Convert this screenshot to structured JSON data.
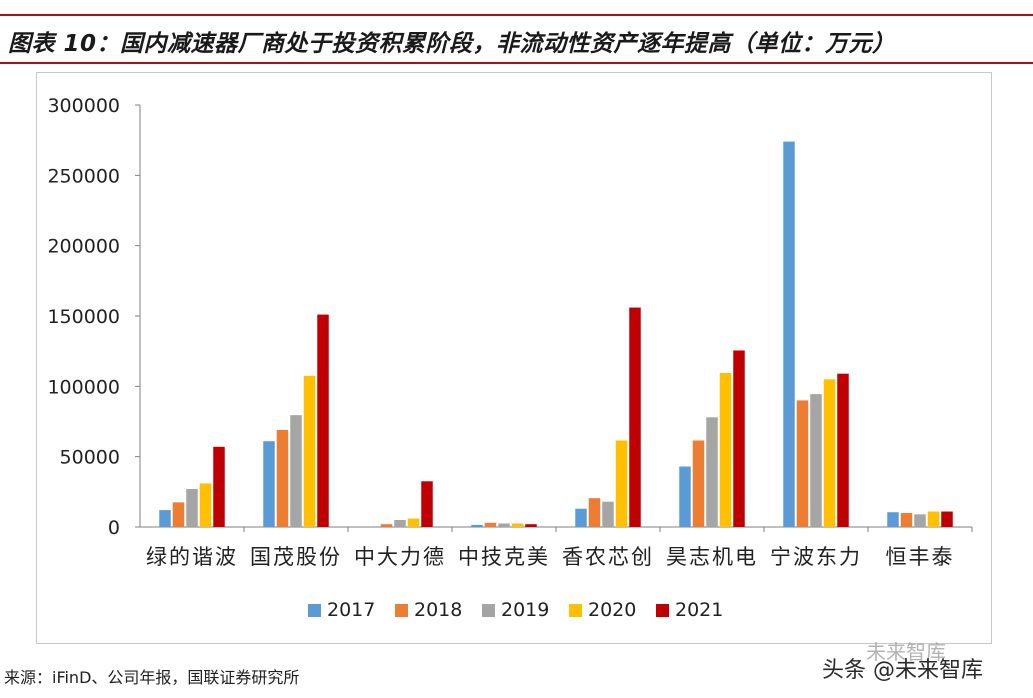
{
  "header": {
    "title": "图表 10：国内减速器厂商处于投资积累阶段，非流动性资产逐年提高（单位：万元）"
  },
  "chart_data": {
    "type": "bar",
    "title": "图表 10：国内减速器厂商处于投资积累阶段，非流动性资产逐年提高（单位：万元）",
    "xlabel": "",
    "ylabel": "",
    "ylim": [
      0,
      300000
    ],
    "yticks": [
      "0",
      "50000",
      "100000",
      "150000",
      "200000",
      "250000",
      "300000"
    ],
    "grid": false,
    "legend_position": "bottom",
    "categories": [
      "绿的谐波",
      "国茂股份",
      "中大力德",
      "中技克美",
      "香农芯创",
      "昊志机电",
      "宁波东力",
      "恒丰泰"
    ],
    "series": [
      {
        "name": "2017",
        "color": "#5b9bd5",
        "values": [
          12000,
          61000,
          0,
          1500,
          13000,
          43000,
          274000,
          10500
        ]
      },
      {
        "name": "2018",
        "color": "#ed7d31",
        "values": [
          17500,
          69000,
          2000,
          3000,
          20500,
          61500,
          90000,
          10000
        ]
      },
      {
        "name": "2019",
        "color": "#a5a5a5",
        "values": [
          27000,
          79500,
          5000,
          2500,
          18000,
          78000,
          94500,
          9000
        ]
      },
      {
        "name": "2020",
        "color": "#ffc000",
        "values": [
          31000,
          107500,
          6000,
          2500,
          61500,
          109500,
          105000,
          11000
        ]
      },
      {
        "name": "2021",
        "color": "#c00000",
        "values": [
          57000,
          151000,
          32500,
          2000,
          156000,
          125500,
          109000,
          11000
        ]
      }
    ]
  },
  "footer": {
    "source": "来源：iFinD、公司年报，国联证券研究所",
    "watermark_faint": "未来智库",
    "watermark": "头条 @未来智库"
  }
}
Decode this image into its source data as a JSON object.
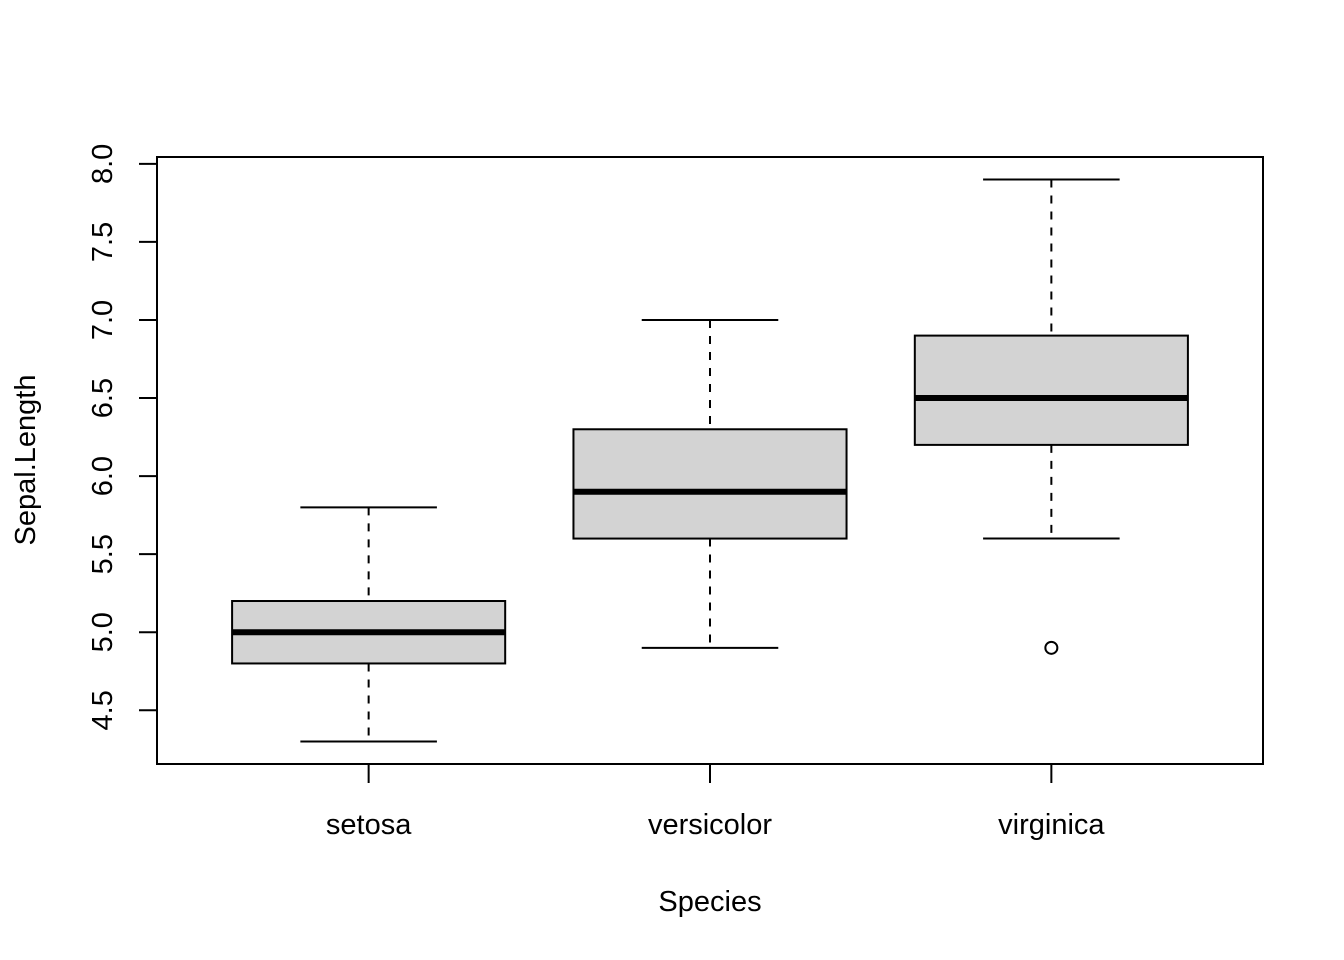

• _Goal of the exercise_: Write out the full listing verbatim, excluding its pictures.

• _Finished task_:
Convert this screenshot to structured JSON data.
{
  "header": {
    "title": "图表 10：国内减速器厂商处于投资积累阶段，非流动性资产逐年提高（单位：万元）"
  },
  "chart_data": {
    "type": "bar",
    "title": "图表 10：国内减速器厂商处于投资积累阶段，非流动性资产逐年提高（单位：万元）",
    "xlabel": "",
    "ylabel": "",
    "ylim": [
      0,
      300000
    ],
    "yticks": [
      "0",
      "50000",
      "100000",
      "150000",
      "200000",
      "250000",
      "300000"
    ],
    "grid": false,
    "legend_position": "bottom",
    "categories": [
      "绿的谐波",
      "国茂股份",
      "中大力德",
      "中技克美",
      "香农芯创",
      "昊志机电",
      "宁波东力",
      "恒丰泰"
    ],
    "series": [
      {
        "name": "2017",
        "color": "#5b9bd5",
        "values": [
          12000,
          61000,
          0,
          1500,
          13000,
          43000,
          274000,
          10500
        ]
      },
      {
        "name": "2018",
        "color": "#ed7d31",
        "values": [
          17500,
          69000,
          2000,
          3000,
          20500,
          61500,
          90000,
          10000
        ]
      },
      {
        "name": "2019",
        "color": "#a5a5a5",
        "values": [
          27000,
          79500,
          5000,
          2500,
          18000,
          78000,
          94500,
          9000
        ]
      },
      {
        "name": "2020",
        "color": "#ffc000",
        "values": [
          31000,
          107500,
          6000,
          2500,
          61500,
          109500,
          105000,
          11000
        ]
      },
      {
        "name": "2021",
        "color": "#c00000",
        "values": [
          57000,
          151000,
          32500,
          2000,
          156000,
          125500,
          109000,
          11000
        ]
      }
    ]
  },
  "footer": {
    "source": "来源：iFinD、公司年报，国联证券研究所",
    "watermark_faint": "未来智库",
    "watermark": "头条 @未来智库"
  }
}
Decode this image into its source data as a JSON object.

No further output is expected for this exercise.